=== Given data ===

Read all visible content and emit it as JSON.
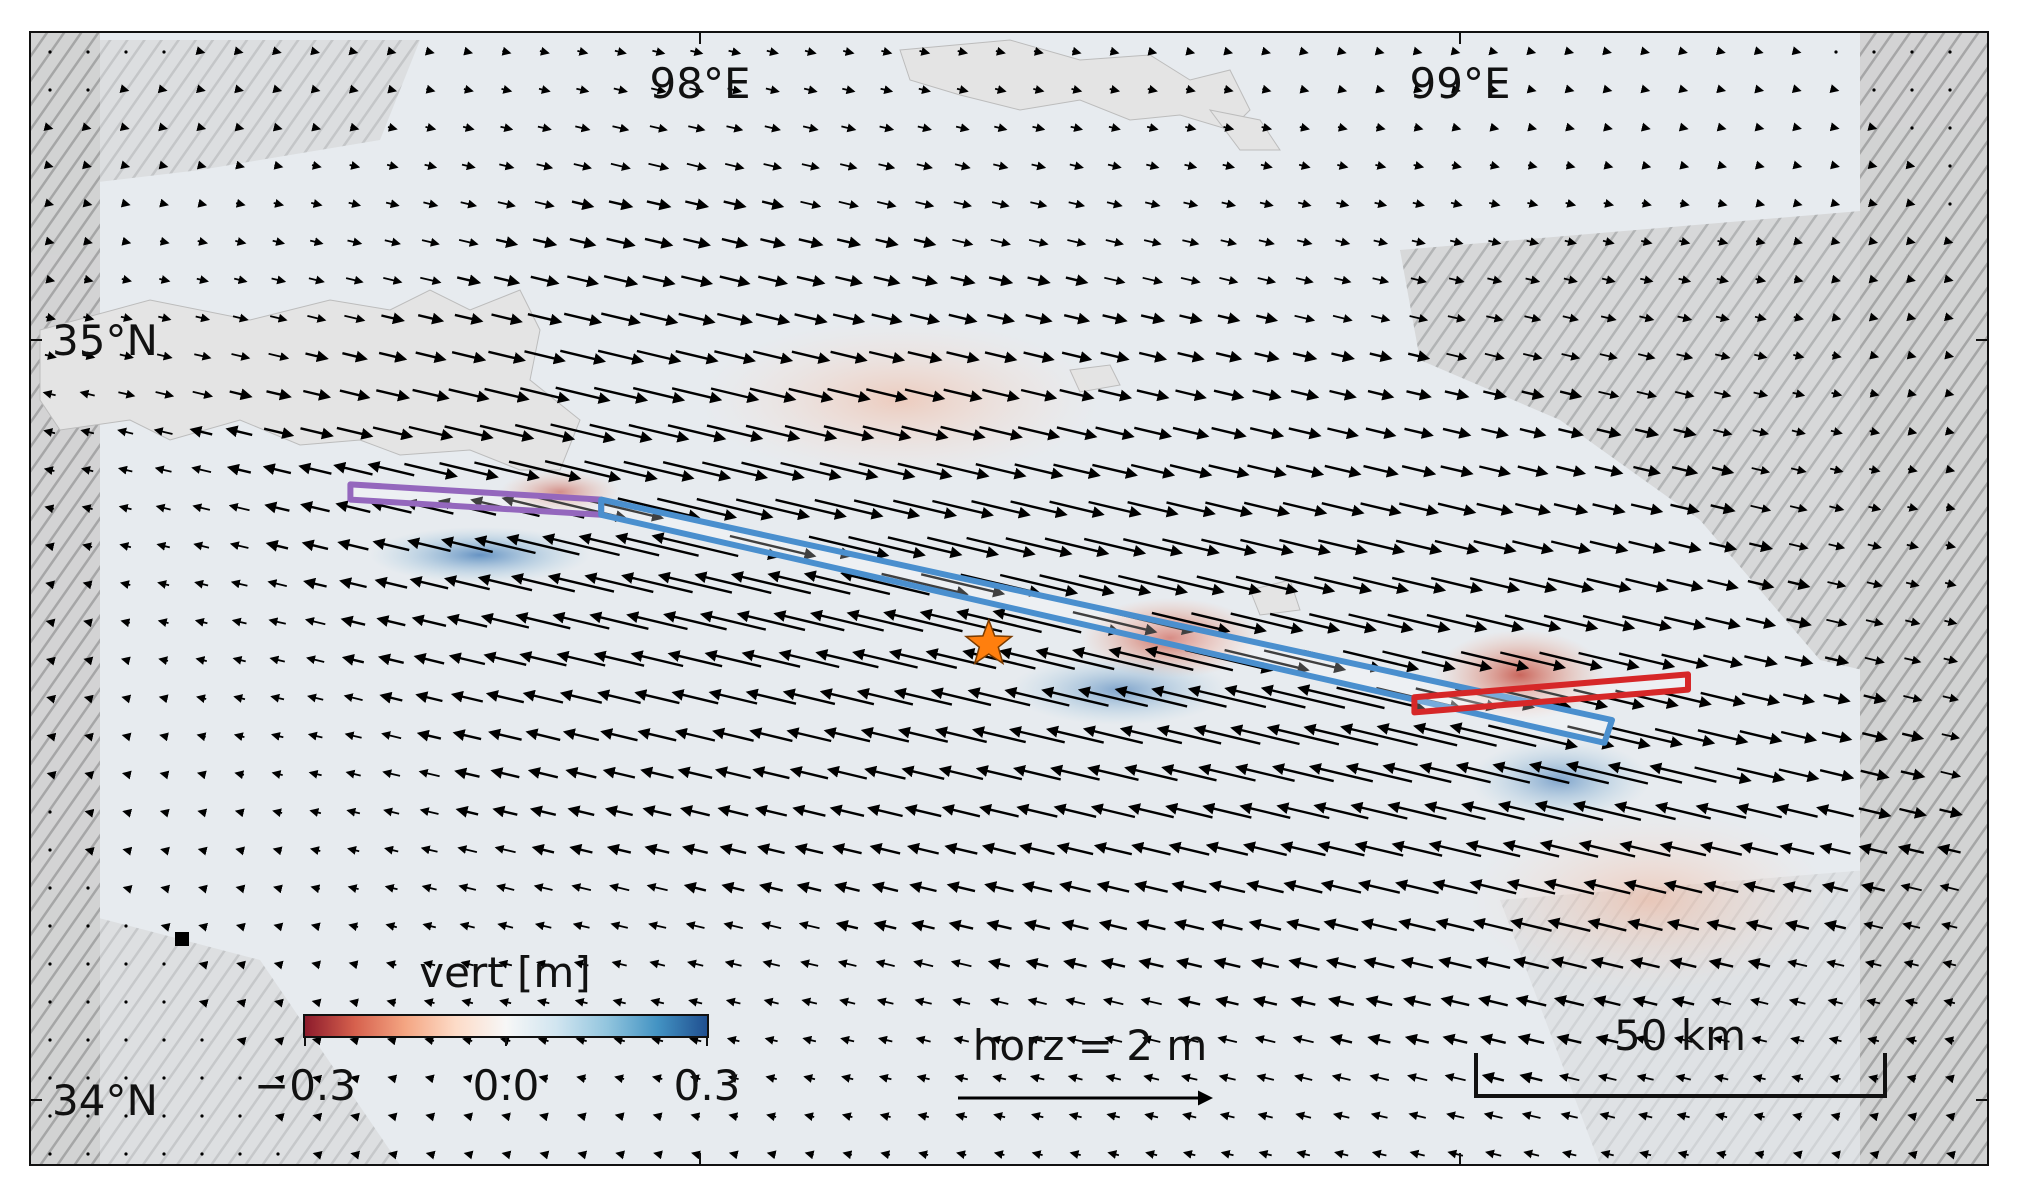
{
  "map": {
    "lon_labels": [
      {
        "text": "98°E",
        "lon": 98.0
      },
      {
        "text": "99°E",
        "lon": 99.0
      }
    ],
    "lat_labels": [
      {
        "text": "35°N",
        "lat": 35.0
      },
      {
        "text": "34°N",
        "lat": 34.0
      }
    ],
    "extent": {
      "lon_min": 97.1,
      "lon_max": 99.7,
      "lat_min": 33.9,
      "lat_max": 35.4
    },
    "epicenter": {
      "lon": 98.38,
      "lat": 34.6,
      "symbol": "star",
      "color": "#ff7f0e"
    },
    "fault_segments": [
      {
        "name_color": "#9467bd",
        "desc": "western segment",
        "corners": [
          [
            97.54,
            34.81
          ],
          [
            97.87,
            34.79
          ],
          [
            97.87,
            34.77
          ],
          [
            97.54,
            34.79
          ]
        ]
      },
      {
        "name_color": "#4a8fce",
        "desc": "main rupture",
        "corners": [
          [
            97.87,
            34.79
          ],
          [
            99.2,
            34.5
          ],
          [
            99.19,
            34.47
          ],
          [
            97.87,
            34.77
          ]
        ]
      },
      {
        "name_color": "#d62728",
        "desc": "eastern segment",
        "corners": [
          [
            98.94,
            34.53
          ],
          [
            99.3,
            34.56
          ],
          [
            99.3,
            34.54
          ],
          [
            98.94,
            34.51
          ]
        ]
      }
    ]
  },
  "colorbar": {
    "title": "vert [m]",
    "ticks": [
      "−0.3",
      "0.0",
      "0.3"
    ],
    "range": [
      -0.3,
      0.3
    ],
    "colormap": [
      "#8b1a2b",
      "#d6604d",
      "#f4a582",
      "#fddbc7",
      "#f7f7f7",
      "#d1e5f0",
      "#92c5de",
      "#4393c3",
      "#1f4e8f"
    ]
  },
  "arrow_scale": {
    "label": "horz = 2 m",
    "value_m": 2
  },
  "scale_bar": {
    "label": "50 km",
    "length_km": 50
  },
  "colors": {
    "frame": "#111111",
    "arrow": "#000000",
    "lake": "#e4e4e4",
    "terrain": "#d8d8d8"
  }
}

===

**Goal:** Look through the entries above and report the number of lines that contain "desc". Write only the number.

**Correct answer:** 3